● **Given problem**:
Go through the records and copy each line where the word "kyslíku" occurs.

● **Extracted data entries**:
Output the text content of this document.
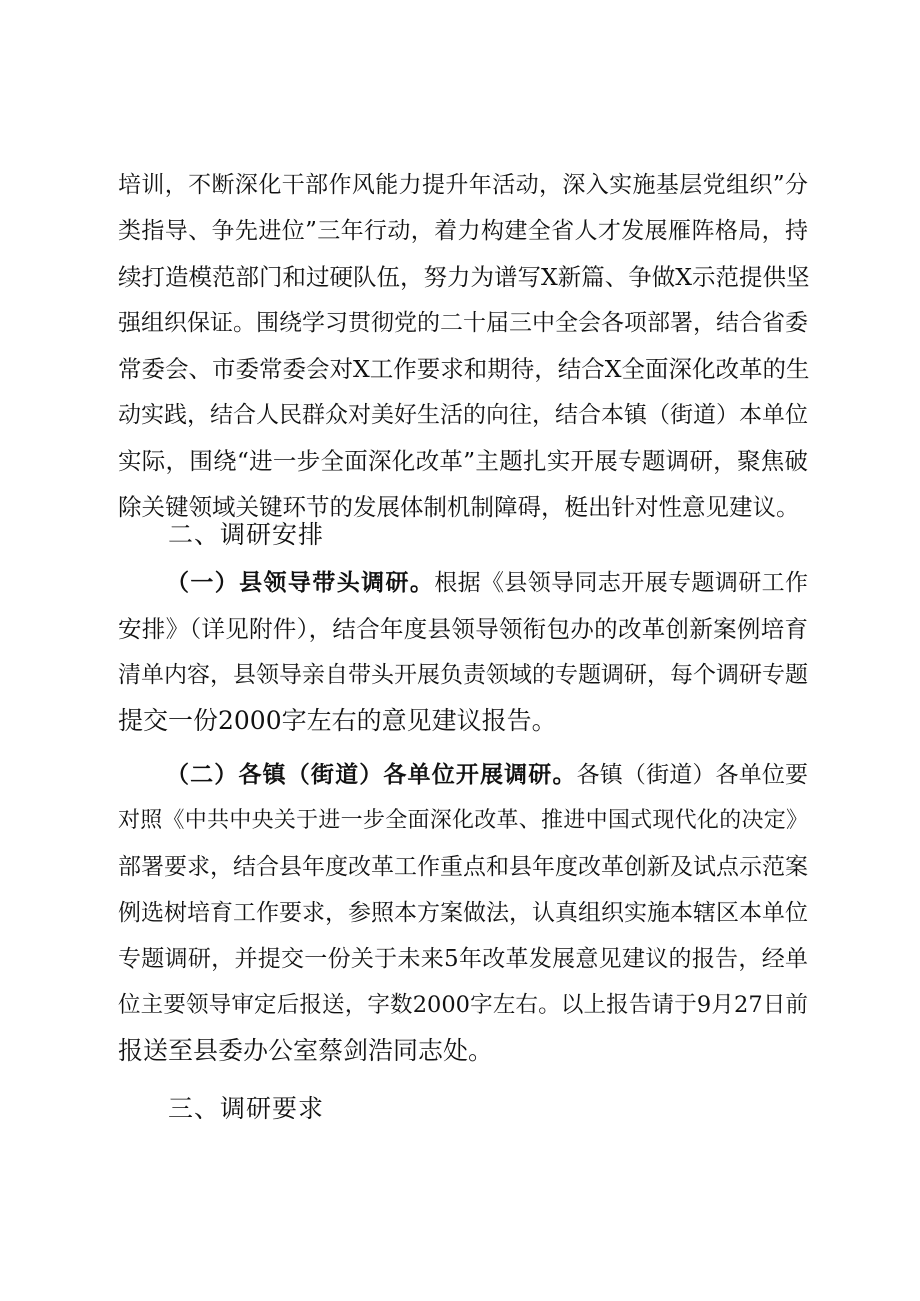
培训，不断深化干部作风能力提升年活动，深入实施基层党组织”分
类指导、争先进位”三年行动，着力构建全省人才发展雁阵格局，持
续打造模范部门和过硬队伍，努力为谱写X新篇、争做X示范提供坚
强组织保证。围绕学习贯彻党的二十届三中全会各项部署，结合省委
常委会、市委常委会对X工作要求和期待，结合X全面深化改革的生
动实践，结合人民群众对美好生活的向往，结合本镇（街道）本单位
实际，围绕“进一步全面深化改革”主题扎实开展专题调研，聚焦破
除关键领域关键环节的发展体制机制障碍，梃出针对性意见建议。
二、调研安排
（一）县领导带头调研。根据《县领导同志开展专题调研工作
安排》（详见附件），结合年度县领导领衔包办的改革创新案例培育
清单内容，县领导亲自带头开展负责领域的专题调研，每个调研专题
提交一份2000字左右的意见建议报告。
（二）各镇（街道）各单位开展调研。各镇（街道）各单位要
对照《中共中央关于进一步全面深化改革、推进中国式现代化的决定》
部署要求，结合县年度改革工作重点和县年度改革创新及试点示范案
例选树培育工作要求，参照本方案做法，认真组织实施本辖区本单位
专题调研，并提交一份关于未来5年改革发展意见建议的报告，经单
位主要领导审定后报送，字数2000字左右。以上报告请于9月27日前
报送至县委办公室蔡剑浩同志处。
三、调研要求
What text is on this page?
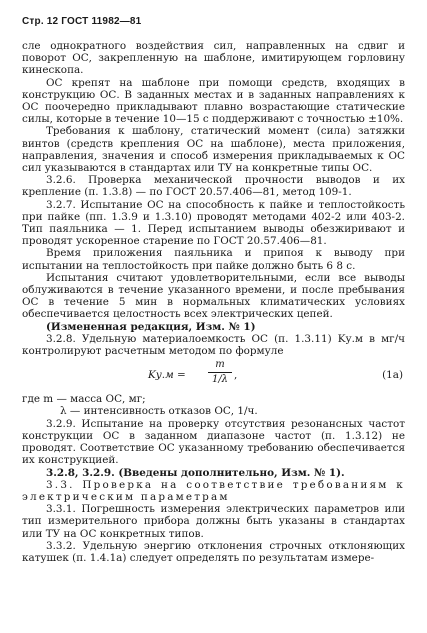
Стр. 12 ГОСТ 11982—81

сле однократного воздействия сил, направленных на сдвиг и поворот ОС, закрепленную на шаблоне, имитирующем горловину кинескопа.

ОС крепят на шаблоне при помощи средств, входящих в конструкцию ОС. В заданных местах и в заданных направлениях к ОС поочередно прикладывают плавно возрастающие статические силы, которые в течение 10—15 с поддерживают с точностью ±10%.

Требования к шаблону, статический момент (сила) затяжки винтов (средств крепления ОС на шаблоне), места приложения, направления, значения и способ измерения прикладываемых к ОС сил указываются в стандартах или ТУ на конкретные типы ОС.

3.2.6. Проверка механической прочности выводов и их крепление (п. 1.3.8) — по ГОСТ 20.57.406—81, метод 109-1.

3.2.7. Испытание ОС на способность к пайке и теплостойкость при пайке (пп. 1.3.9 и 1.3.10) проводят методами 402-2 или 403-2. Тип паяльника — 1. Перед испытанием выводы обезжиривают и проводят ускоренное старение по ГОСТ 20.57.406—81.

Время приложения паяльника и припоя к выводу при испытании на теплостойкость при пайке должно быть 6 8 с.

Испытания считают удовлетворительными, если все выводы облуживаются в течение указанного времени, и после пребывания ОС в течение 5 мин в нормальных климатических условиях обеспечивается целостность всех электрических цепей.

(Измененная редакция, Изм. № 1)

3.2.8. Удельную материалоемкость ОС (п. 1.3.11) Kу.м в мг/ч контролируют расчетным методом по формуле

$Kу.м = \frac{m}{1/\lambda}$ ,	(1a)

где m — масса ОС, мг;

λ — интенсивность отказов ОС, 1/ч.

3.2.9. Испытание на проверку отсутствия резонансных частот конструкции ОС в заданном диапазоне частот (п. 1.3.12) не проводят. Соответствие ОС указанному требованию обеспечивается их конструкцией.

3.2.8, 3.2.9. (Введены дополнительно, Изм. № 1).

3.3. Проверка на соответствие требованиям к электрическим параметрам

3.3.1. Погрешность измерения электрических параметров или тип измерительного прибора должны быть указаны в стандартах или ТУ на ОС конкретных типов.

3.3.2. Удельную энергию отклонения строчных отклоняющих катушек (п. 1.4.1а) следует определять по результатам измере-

* * *

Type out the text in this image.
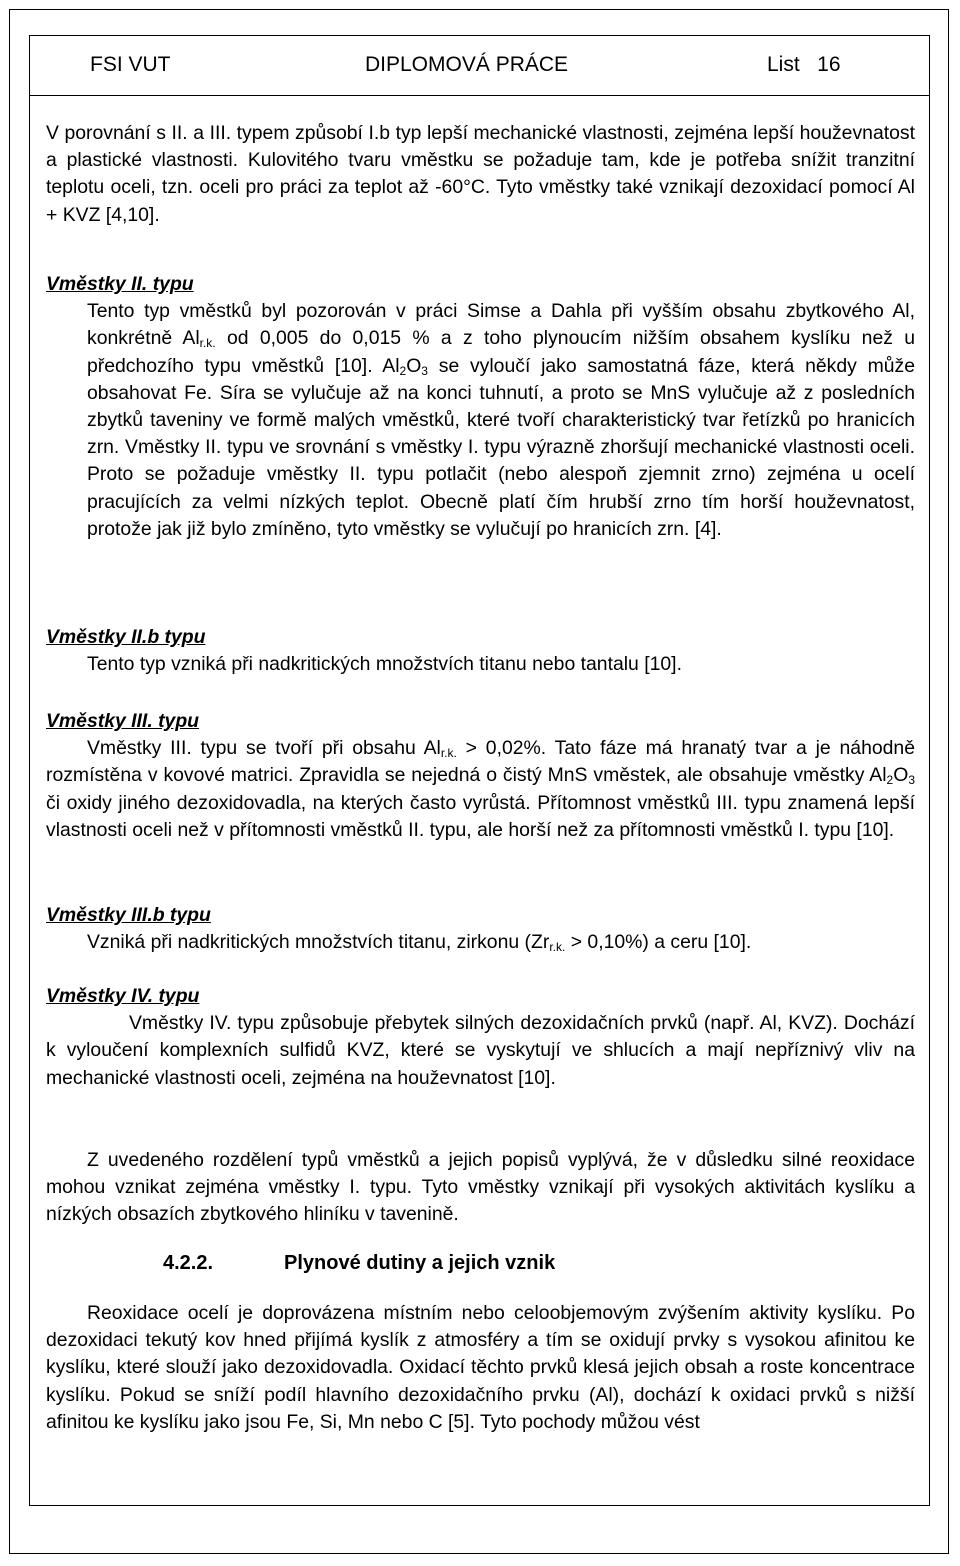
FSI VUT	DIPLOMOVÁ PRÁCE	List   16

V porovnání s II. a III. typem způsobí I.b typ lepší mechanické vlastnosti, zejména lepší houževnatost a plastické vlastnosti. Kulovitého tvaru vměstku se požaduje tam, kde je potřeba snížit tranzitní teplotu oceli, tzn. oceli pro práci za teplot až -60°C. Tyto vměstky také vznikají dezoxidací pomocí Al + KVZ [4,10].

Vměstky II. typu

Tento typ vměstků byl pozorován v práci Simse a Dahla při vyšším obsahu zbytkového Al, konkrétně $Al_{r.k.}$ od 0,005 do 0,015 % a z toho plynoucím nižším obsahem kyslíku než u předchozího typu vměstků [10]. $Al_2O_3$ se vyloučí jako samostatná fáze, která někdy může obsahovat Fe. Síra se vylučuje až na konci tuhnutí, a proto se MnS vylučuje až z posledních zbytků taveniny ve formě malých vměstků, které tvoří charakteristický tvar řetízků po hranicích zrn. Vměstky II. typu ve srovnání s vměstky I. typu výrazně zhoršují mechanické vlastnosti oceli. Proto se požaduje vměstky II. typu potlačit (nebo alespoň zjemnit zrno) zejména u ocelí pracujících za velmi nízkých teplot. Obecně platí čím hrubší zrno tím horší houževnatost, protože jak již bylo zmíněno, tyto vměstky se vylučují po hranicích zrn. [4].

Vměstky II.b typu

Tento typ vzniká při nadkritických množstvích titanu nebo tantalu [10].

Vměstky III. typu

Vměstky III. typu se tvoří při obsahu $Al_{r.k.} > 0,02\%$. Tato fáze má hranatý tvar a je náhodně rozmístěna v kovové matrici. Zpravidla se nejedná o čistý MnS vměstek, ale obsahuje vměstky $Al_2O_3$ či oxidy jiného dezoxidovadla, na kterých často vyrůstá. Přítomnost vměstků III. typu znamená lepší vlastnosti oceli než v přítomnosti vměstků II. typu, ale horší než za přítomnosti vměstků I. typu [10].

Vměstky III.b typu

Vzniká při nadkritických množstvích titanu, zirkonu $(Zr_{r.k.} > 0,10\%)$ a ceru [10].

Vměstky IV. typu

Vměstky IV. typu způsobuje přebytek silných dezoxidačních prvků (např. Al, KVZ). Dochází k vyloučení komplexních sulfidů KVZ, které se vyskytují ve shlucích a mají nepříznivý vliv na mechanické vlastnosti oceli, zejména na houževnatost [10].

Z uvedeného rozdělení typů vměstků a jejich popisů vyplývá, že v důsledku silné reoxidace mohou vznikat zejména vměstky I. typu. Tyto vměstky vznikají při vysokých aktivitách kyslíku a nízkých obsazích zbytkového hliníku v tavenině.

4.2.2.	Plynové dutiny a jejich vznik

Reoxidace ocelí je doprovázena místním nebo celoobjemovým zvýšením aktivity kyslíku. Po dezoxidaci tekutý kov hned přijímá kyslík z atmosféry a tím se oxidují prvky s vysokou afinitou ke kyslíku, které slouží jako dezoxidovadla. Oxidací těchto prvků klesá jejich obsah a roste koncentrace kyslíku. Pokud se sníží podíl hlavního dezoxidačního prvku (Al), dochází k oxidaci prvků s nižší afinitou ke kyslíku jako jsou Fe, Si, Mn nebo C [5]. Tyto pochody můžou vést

● **Worked answer**:
Tento typ vměstků byl pozorován v práci Simse a Dahla při vyšším obsahu zbytkového Al, konkrétně $Al_{r.k.}$ od 0,005 do 0,015 % a z toho plynoucím nižším obsahem kyslíku než u předchozího typu vměstků [10]. $Al_2O_3$ se vyloučí jako samostatná fáze, která někdy může obsahovat Fe. Síra se vylučuje až na konci tuhnutí, a proto se MnS vylučuje až z posledních zbytků taveniny ve formě malých vměstků, které tvoří charakteristický tvar řetízků po hranicích zrn. Vměstky II. typu ve srovnání s vměstky I. typu výrazně zhoršují mechanické vlastnosti oceli. Proto se požaduje vměstky II. typu potlačit (nebo alespoň zjemnit zrno) zejména u ocelí pracujících za velmi nízkých teplot. Obecně platí čím hrubší zrno tím horší houževnatost, protože jak již bylo zmíněno, tyto vměstky se vylučují po hranicích zrn. [4].
Z uvedeného rozdělení typů vměstků a jejich popisů vyplývá, že v důsledku silné reoxidace mohou vznikat zejména vměstky I. typu. Tyto vměstky vznikají při vysokých aktivitách kyslíku a nízkých obsazích zbytkového hliníku v tavenině.
Reoxidace ocelí je doprovázena místním nebo celoobjemovým zvýšením aktivity kyslíku. Po dezoxidaci tekutý kov hned přijímá kyslík z atmosféry a tím se oxidují prvky s vysokou afinitou ke kyslíku, které slouží jako dezoxidovadla. Oxidací těchto prvků klesá jejich obsah a roste koncentrace kyslíku. Pokud se sníží podíl hlavního dezoxidačního prvku (Al), dochází k oxidaci prvků s nižší afinitou ke kyslíku jako jsou Fe, Si, Mn nebo C [5]. Tyto pochody můžou vést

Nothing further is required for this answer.